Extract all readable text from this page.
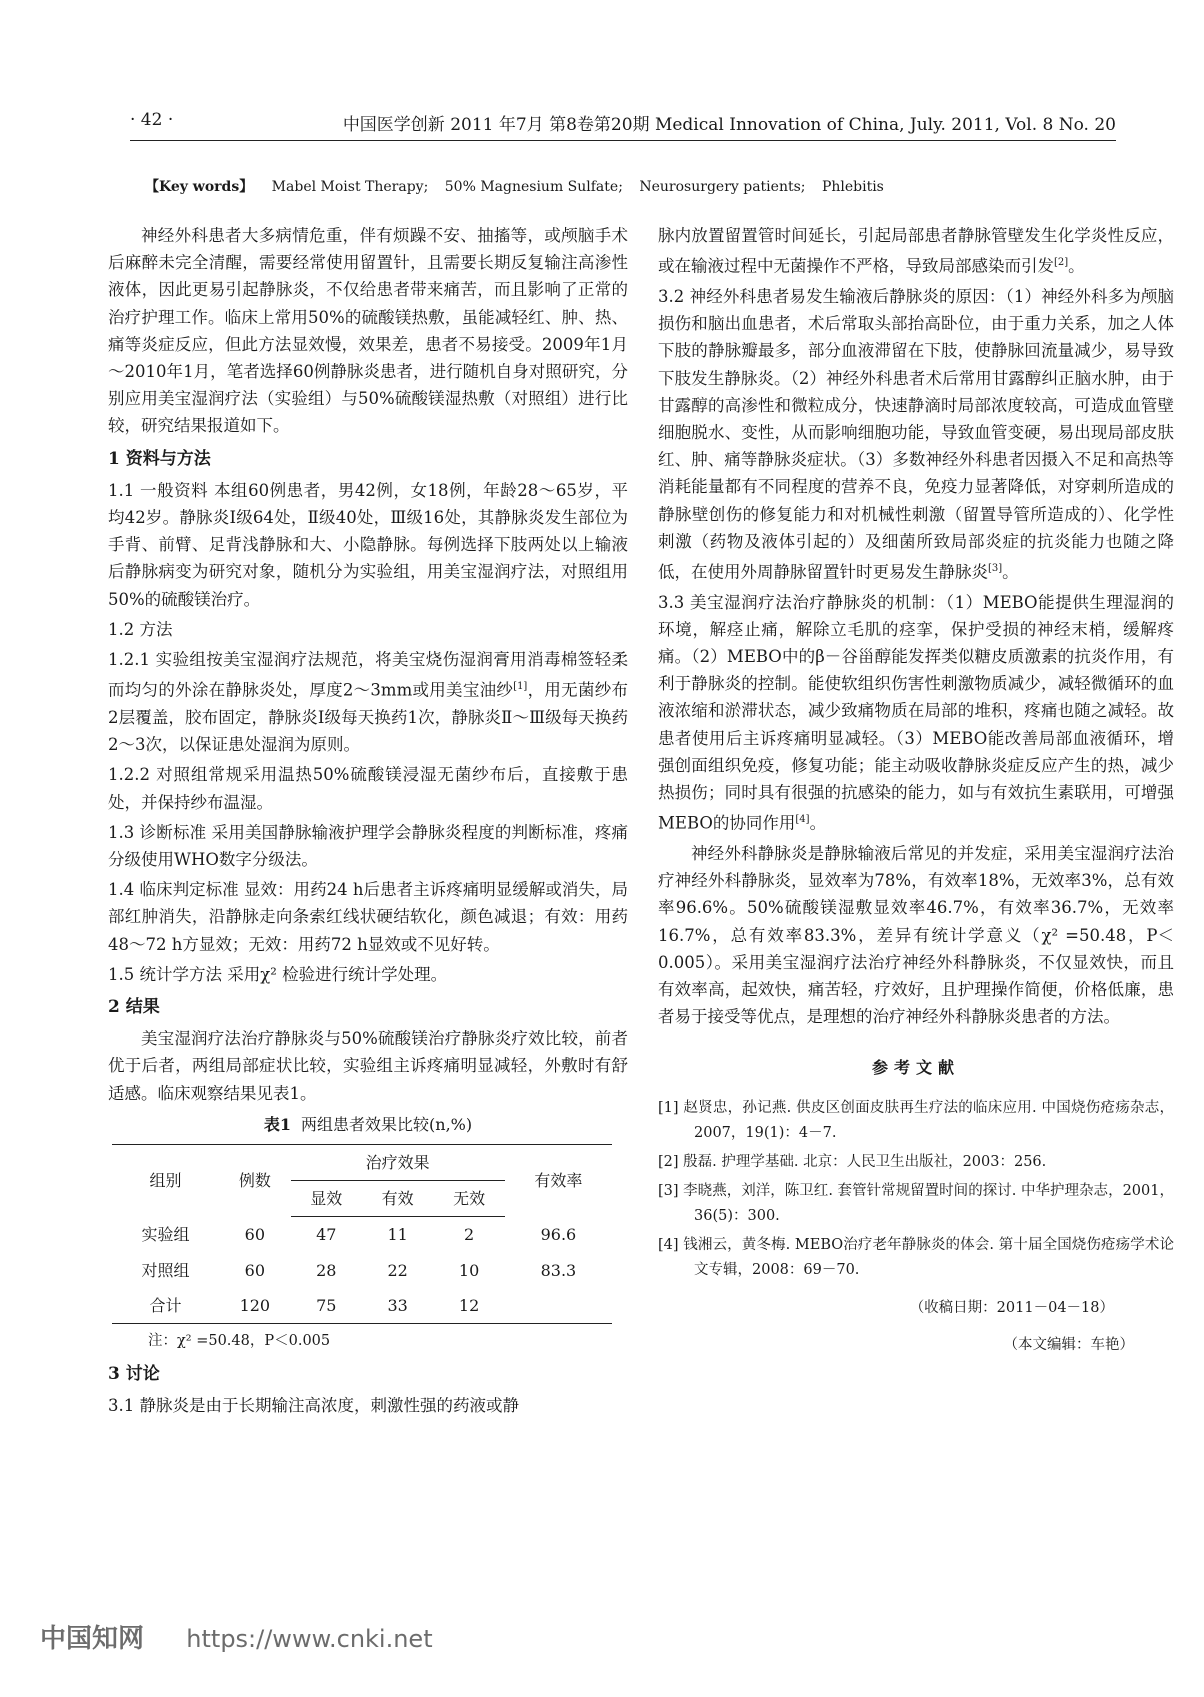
· 42 ·	中国医学创新 2011 年7月 第8卷第20期 Medical Innovation of China, July. 2011, Vol. 8 No. 20
【Key words】 Mabel Moist Therapy; 50% Magnesium Sulfate; Neurosurgery patients; Phlebitis

神经外科患者大多病情危重，伴有烦躁不安、抽搐等，或颅脑手术后麻醉未完全清醒，需要经常使用留置针，且需要长期反复输注高渗性液体，因此更易引起静脉炎，不仅给患者带来痛苦，而且影响了正常的治疗护理工作。临床上常用50%的硫酸镁热敷，虽能减轻红、肿、热、痛等炎症反应，但此方法显效慢，效果差，患者不易接受。2009年1月～2010年1月，笔者选择60例静脉炎患者，进行随机自身对照研究，分别应用美宝湿润疗法（实验组）与50%硫酸镁湿热敷（对照组）进行比较，研究结果报道如下。

1 资料与方法

1.1 一般资料 本组60例患者，男42例，女18例，年龄28～65岁，平均42岁。静脉炎Ⅰ级64处，Ⅱ级40处，Ⅲ级16处，其静脉炎发生部位为手背、前臂、足背浅静脉和大、小隐静脉。每例选择下肢两处以上输液后静脉病变为研究对象，随机分为实验组，用美宝湿润疗法，对照组用50%的硫酸镁治疗。

1.2 方法

1.2.1 实验组按美宝湿润疗法规范，将美宝烧伤湿润膏用消毒棉签轻柔而均匀的外涂在静脉炎处，厚度2～3mm或用美宝油纱[1]，用无菌纱布2层覆盖，胶布固定，静脉炎Ⅰ级每天换药1次，静脉炎Ⅱ～Ⅲ级每天换药2～3次，以保证患处湿润为原则。

1.2.2 对照组常规采用温热50%硫酸镁浸湿无菌纱布后，直接敷于患处，并保持纱布温湿。

1.3 诊断标准 采用美国静脉输液护理学会静脉炎程度的判断标准，疼痛分级使用WHO数字分级法。

1.4 临床判定标准 显效：用药24 h后患者主诉疼痛明显缓解或消失，局部红肿消失，沿静脉走向条索红线状硬结软化，颜色减退；有效：用药48～72 h方显效；无效：用药72 h显效或不见好转。

1.5 统计学方法 采用χ² 检验进行统计学处理。

2 结果

美宝湿润疗法治疗静脉炎与50%硫酸镁治疗静脉炎疗效比较，前者优于后者，两组局部症状比较，实验组主诉疼痛明显减轻，外敷时有舒适感。临床观察结果见表1。

表1 两组患者效果比较(n,%)
组别	例数	治疗效果			有效率
		显效	有效	无效	
实验组	60	47	11	2	96.6
对照组	60	28	22	10	83.3
合计	120	75	33	12	
注：χ² =50.48，P＜0.005
3 讨论

3.1 静脉炎是由于长期输注高浓度，刺激性强的药液或静

脉内放置留置管时间延长，引起局部患者静脉管壁发生化学炎性反应，或在输液过程中无菌操作不严格，导致局部感染而引发[2]。

3.2 神经外科患者易发生输液后静脉炎的原因：（1）神经外科多为颅脑损伤和脑出血患者，术后常取头部抬高卧位，由于重力关系，加之人体下肢的静脉瓣最多，部分血液滞留在下肢，使静脉回流量减少，易导致下肢发生静脉炎。（2）神经外科患者术后常用甘露醇纠正脑水肿，由于甘露醇的高渗性和微粒成分，快速静滴时局部浓度较高，可造成血管壁细胞脱水、变性，从而影响细胞功能，导致血管变硬，易出现局部皮肤红、肿、痛等静脉炎症状。（3）多数神经外科患者因摄入不足和高热等消耗能量都有不同程度的营养不良，免疫力显著降低，对穿刺所造成的静脉壁创伤的修复能力和对机械性刺激（留置导管所造成的）、化学性刺激（药物及液体引起的）及细菌所致局部炎症的抗炎能力也随之降低，在使用外周静脉留置针时更易发生静脉炎[3]。

3.3 美宝湿润疗法治疗静脉炎的机制：（1）MEBO能提供生理湿润的环境，解痉止痛，解除立毛肌的痉挛，保护受损的神经末梢，缓解疼痛。（2）MEBO中的β－谷甾醇能发挥类似糖皮质激素的抗炎作用，有利于静脉炎的控制。能使软组织伤害性刺激物质减少，减轻微循环的血液浓缩和淤滞状态，减少致痛物质在局部的堆积，疼痛也随之减轻。故患者使用后主诉疼痛明显减轻。（3）MEBO能改善局部血液循环，增强创面组织免疫，修复功能；能主动吸收静脉炎症反应产生的热，减少热损伤；同时具有很强的抗感染的能力，如与有效抗生素联用，可增强MEBO的协同作用[4]。

神经外科静脉炎是静脉输液后常见的并发症，采用美宝湿润疗法治疗神经外科静脉炎，显效率为78%，有效率18%，无效率3%，总有效率96.6%。50%硫酸镁湿敷显效率46.7%，有效率36.7%，无效率16.7%，总有效率83.3%，差异有统计学意义（χ² =50.48，P＜0.005）。采用美宝湿润疗法治疗神经外科静脉炎，不仅显效快，而且有效率高，起效快，痛苦轻，疗效好，且护理操作简便，价格低廉，患者易于接受等优点，是理想的治疗神经外科静脉炎患者的方法。

参考文献
[1] 赵贤忠，孙记燕. 供皮区创面皮肤再生疗法的临床应用. 中国烧伤疮疡杂志，2007，19(1)：4－7.
[2] 殷磊. 护理学基础. 北京：人民卫生出版社，2003：256.
[3] 李晓燕，刘洋，陈卫红. 套管针常规留置时间的探讨. 中华护理杂志，2001，36(5)：300.
[4] 钱湘云，黄冬梅. MEBO治疗老年静脉炎的体会. 第十届全国烧伤疮疡学术论文专辑，2008：69－70.
（收稿日期：2011－04－18）
（本文编辑：车艳）
中国知网 https://www.cnki.net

● Exercise details: Without the pictures, please output every record exactly.

● Exercise answer:
Extract all readable text from this page.
· 42 ·	中国医学创新 2011 年7月 第8卷第20期 Medical Innovation of China, July. 2011, Vol. 8 No. 20
【Key words】 Mabel Moist Therapy; 50% Magnesium Sulfate; Neurosurgery patients; Phlebitis

神经外科患者大多病情危重，伴有烦躁不安、抽搐等，或颅脑手术后麻醉未完全清醒，需要经常使用留置针，且需要长期反复输注高渗性液体，因此更易引起静脉炎，不仅给患者带来痛苦，而且影响了正常的治疗护理工作。临床上常用50%的硫酸镁热敷，虽能减轻红、肿、热、痛等炎症反应，但此方法显效慢，效果差，患者不易接受。2009年1月～2010年1月，笔者选择60例静脉炎患者，进行随机自身对照研究，分别应用美宝湿润疗法（实验组）与50%硫酸镁湿热敷（对照组）进行比较，研究结果报道如下。

1 资料与方法

1.1 一般资料 本组60例患者，男42例，女18例，年龄28～65岁，平均42岁。静脉炎Ⅰ级64处，Ⅱ级40处，Ⅲ级16处，其静脉炎发生部位为手背、前臂、足背浅静脉和大、小隐静脉。每例选择下肢两处以上输液后静脉病变为研究对象，随机分为实验组，用美宝湿润疗法，对照组用50%的硫酸镁治疗。

1.2 方法

1.2.1 实验组按美宝湿润疗法规范，将美宝烧伤湿润膏用消毒棉签轻柔而均匀的外涂在静脉炎处，厚度2～3mm或用美宝油纱[1]，用无菌纱布2层覆盖，胶布固定，静脉炎Ⅰ级每天换药1次，静脉炎Ⅱ～Ⅲ级每天换药2～3次，以保证患处湿润为原则。

1.2.2 对照组常规采用温热50%硫酸镁浸湿无菌纱布后，直接敷于患处，并保持纱布温湿。

1.3 诊断标准 采用美国静脉输液护理学会静脉炎程度的判断标准，疼痛分级使用WHO数字分级法。

1.4 临床判定标准 显效：用药24 h后患者主诉疼痛明显缓解或消失，局部红肿消失，沿静脉走向条索红线状硬结软化，颜色减退；有效：用药48～72 h方显效；无效：用药72 h显效或不见好转。

1.5 统计学方法 采用χ² 检验进行统计学处理。

2 结果

美宝湿润疗法治疗静脉炎与50%硫酸镁治疗静脉炎疗效比较，前者优于后者，两组局部症状比较，实验组主诉疼痛明显减轻，外敷时有舒适感。临床观察结果见表1。

表1 两组患者效果比较(n,%)
组别	例数	治疗效果			有效率
		显效	有效	无效	
实验组	60	47	11	2	96.6
对照组	60	28	22	10	83.3
合计	120	75	33	12	
注：χ² =50.48，P＜0.005
3 讨论

3.1 静脉炎是由于长期输注高浓度，刺激性强的药液或静

脉内放置留置管时间延长，引起局部患者静脉管壁发生化学炎性反应，或在输液过程中无菌操作不严格，导致局部感染而引发[2]。

3.2 神经外科患者易发生输液后静脉炎的原因：（1）神经外科多为颅脑损伤和脑出血患者，术后常取头部抬高卧位，由于重力关系，加之人体下肢的静脉瓣最多，部分血液滞留在下肢，使静脉回流量减少，易导致下肢发生静脉炎。（2）神经外科患者术后常用甘露醇纠正脑水肿，由于甘露醇的高渗性和微粒成分，快速静滴时局部浓度较高，可造成血管壁细胞脱水、变性，从而影响细胞功能，导致血管变硬，易出现局部皮肤红、肿、痛等静脉炎症状。（3）多数神经外科患者因摄入不足和高热等消耗能量都有不同程度的营养不良，免疫力显著降低，对穿刺所造成的静脉壁创伤的修复能力和对机械性刺激（留置导管所造成的）、化学性刺激（药物及液体引起的）及细菌所致局部炎症的抗炎能力也随之降低，在使用外周静脉留置针时更易发生静脉炎[3]。

3.3 美宝湿润疗法治疗静脉炎的机制：（1）MEBO能提供生理湿润的环境，解痉止痛，解除立毛肌的痉挛，保护受损的神经末梢，缓解疼痛。（2）MEBO中的β－谷甾醇能发挥类似糖皮质激素的抗炎作用，有利于静脉炎的控制。能使软组织伤害性刺激物质减少，减轻微循环的血液浓缩和淤滞状态，减少致痛物质在局部的堆积，疼痛也随之减轻。故患者使用后主诉疼痛明显减轻。（3）MEBO能改善局部血液循环，增强创面组织免疫，修复功能；能主动吸收静脉炎症反应产生的热，减少热损伤；同时具有很强的抗感染的能力，如与有效抗生素联用，可增强MEBO的协同作用[4]。

神经外科静脉炎是静脉输液后常见的并发症，采用美宝湿润疗法治疗神经外科静脉炎，显效率为78%，有效率18%，无效率3%，总有效率96.6%。50%硫酸镁湿敷显效率46.7%，有效率36.7%，无效率16.7%，总有效率83.3%，差异有统计学意义（χ² =50.48，P＜0.005）。采用美宝湿润疗法治疗神经外科静脉炎，不仅显效快，而且有效率高，起效快，痛苦轻，疗效好，且护理操作简便，价格低廉，患者易于接受等优点，是理想的治疗神经外科静脉炎患者的方法。

参考文献
[1] 赵贤忠，孙记燕. 供皮区创面皮肤再生疗法的临床应用. 中国烧伤疮疡杂志，2007，19(1)：4－7.
[2] 殷磊. 护理学基础. 北京：人民卫生出版社，2003：256.
[3] 李晓燕，刘洋，陈卫红. 套管针常规留置时间的探讨. 中华护理杂志，2001，36(5)：300.
[4] 钱湘云，黄冬梅. MEBO治疗老年静脉炎的体会. 第十届全国烧伤疮疡学术论文专辑，2008：69－70.
（收稿日期：2011－04－18）
（本文编辑：车艳）
中国知网 https://www.cnki.net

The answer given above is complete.